--- BEGIN ---

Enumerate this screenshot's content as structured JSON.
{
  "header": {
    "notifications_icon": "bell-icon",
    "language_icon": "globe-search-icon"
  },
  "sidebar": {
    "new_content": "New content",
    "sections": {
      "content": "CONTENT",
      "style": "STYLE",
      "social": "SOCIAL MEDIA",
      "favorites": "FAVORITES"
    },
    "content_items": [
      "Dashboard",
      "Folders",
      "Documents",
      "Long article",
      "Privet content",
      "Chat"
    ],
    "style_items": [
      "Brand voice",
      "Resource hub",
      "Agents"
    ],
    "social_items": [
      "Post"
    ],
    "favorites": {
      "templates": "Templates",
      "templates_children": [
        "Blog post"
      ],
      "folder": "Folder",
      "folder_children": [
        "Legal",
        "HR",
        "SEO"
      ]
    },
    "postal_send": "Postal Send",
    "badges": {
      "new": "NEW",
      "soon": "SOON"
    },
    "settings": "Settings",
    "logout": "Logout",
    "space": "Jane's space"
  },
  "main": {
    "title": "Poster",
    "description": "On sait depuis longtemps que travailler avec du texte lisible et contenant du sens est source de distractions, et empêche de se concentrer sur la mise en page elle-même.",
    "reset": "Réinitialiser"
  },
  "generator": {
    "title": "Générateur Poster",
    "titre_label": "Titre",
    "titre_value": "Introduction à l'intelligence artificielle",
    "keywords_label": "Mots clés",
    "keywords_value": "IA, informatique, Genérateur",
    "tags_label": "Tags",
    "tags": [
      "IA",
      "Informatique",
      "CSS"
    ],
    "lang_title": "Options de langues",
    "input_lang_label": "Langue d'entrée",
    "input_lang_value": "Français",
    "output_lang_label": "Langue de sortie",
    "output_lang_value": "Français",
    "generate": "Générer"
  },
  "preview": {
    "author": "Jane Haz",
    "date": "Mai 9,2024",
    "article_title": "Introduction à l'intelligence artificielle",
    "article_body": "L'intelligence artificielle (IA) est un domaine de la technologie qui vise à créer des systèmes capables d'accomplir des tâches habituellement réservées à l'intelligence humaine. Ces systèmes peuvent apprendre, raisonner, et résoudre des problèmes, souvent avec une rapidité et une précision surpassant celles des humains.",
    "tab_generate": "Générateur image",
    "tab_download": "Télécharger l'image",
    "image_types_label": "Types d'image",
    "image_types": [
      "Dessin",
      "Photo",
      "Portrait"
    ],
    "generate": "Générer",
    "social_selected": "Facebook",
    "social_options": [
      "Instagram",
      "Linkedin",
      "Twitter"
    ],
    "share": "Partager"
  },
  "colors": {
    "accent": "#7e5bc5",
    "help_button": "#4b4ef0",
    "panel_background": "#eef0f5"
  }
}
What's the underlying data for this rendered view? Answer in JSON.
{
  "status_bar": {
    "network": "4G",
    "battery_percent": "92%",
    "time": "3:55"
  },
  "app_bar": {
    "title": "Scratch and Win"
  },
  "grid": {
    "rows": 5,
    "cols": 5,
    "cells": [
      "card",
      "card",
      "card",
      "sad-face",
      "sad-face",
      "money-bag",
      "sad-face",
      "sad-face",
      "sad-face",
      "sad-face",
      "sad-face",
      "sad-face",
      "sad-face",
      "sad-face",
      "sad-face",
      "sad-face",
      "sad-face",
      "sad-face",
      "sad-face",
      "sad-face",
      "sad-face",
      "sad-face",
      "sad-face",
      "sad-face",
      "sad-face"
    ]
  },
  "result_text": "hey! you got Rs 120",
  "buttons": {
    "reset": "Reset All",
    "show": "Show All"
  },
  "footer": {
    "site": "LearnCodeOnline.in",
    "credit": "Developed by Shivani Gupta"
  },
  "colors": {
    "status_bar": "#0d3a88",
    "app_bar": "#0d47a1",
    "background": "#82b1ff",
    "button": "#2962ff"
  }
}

--- END ---

— WHAT IS ASKED —
Beginning with the line that contains "What's the underlying", repeat every line through the end of the records and nothing more.

— SOLUTION FOR THIS PROBLEM —
What's the underlying data for this rendered view? Answer in JSON.
{
  "status_bar": {
    "network": "4G",
    "battery_percent": "92%",
    "time": "3:55"
  },
  "app_bar": {
    "title": "Scratch and Win"
  },
  "grid": {
    "rows": 5,
    "cols": 5,
    "cells": [
      "card",
      "card",
      "card",
      "sad-face",
      "sad-face",
      "money-bag",
      "sad-face",
      "sad-face",
      "sad-face",
      "sad-face",
      "sad-face",
      "sad-face",
      "sad-face",
      "sad-face",
      "sad-face",
      "sad-face",
      "sad-face",
      "sad-face",
      "sad-face",
      "sad-face",
      "sad-face",
      "sad-face",
      "sad-face",
      "sad-face",
      "sad-face"
    ]
  },
  "result_text": "hey! you got Rs 120",
  "buttons": {
    "reset": "Reset All",
    "show": "Show All"
  },
  "footer": {
    "site": "LearnCodeOnline.in",
    "credit": "Developed by Shivani Gupta"
  },
  "colors": {
    "status_bar": "#0d3a88",
    "app_bar": "#0d47a1",
    "background": "#82b1ff",
    "button": "#2962ff"
  }
}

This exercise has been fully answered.